EXERCISE DESCRIPTION:
All of the lines below are to be printed again exactly; images are excluded from the output.

==== GIVEN DATA ====

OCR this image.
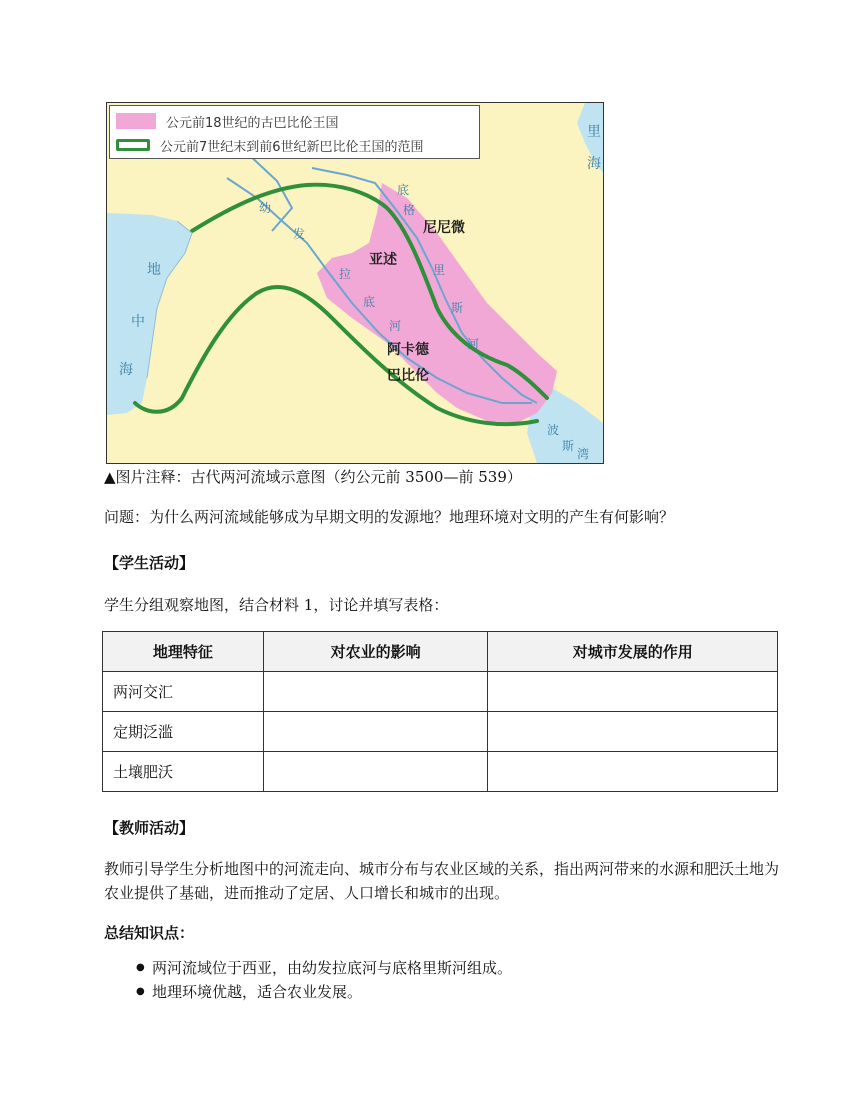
公元前18世纪的古巴比伦王国
公元前7世纪末到前6世纪新巴比伦王国的范围
尼尼微
亚述
阿卡德
巴比伦
幼
发
拉
底
河
底
格
里
斯
河
地
中
海
里
海
波
斯
湾
▲图片注释：古代两河流域示意图（约公元前 3500—前 539）
问题：为什么两河流域能够成为早期文明的发源地？地理环境对文明的产生有何影响？
【学生活动】
学生分组观察地图，结合材料 1，讨论并填写表格：
地理特征	对农业的影响	对城市发展的作用
两河交汇		
定期泛滥		
土壤肥沃		
【教师活动】
教师引导学生分析地图中的河流走向、城市分布与农业区域的关系，指出两河带来的水源和肥沃土地为农业提供了基础，进而推动了定居、人口增长和城市的出现。
总结知识点：
● 两河流域位于西亚，由幼发拉底河与底格里斯河组成。
● 地理环境优越，适合农业发展。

====

SOLUTION:
OCR this image.
公元前18世纪的古巴比伦王国
公元前7世纪末到前6世纪新巴比伦王国的范围
尼尼微
亚述
阿卡德
巴比伦
幼
发
拉
底
河
底
格
里
斯
河
地
中
海
里
海
波
斯
湾
▲图片注释：古代两河流域示意图（约公元前 3500—前 539）
问题：为什么两河流域能够成为早期文明的发源地？地理环境对文明的产生有何影响？
【学生活动】
学生分组观察地图，结合材料 1，讨论并填写表格：
地理特征	对农业的影响	对城市发展的作用
两河交汇		
定期泛滥		
土壤肥沃		
【教师活动】
教师引导学生分析地图中的河流走向、城市分布与农业区域的关系，指出两河带来的水源和肥沃土地为农业提供了基础，进而推动了定居、人口增长和城市的出现。
总结知识点：
● 两河流域位于西亚，由幼发拉底河与底格里斯河组成。
● 地理环境优越，适合农业发展。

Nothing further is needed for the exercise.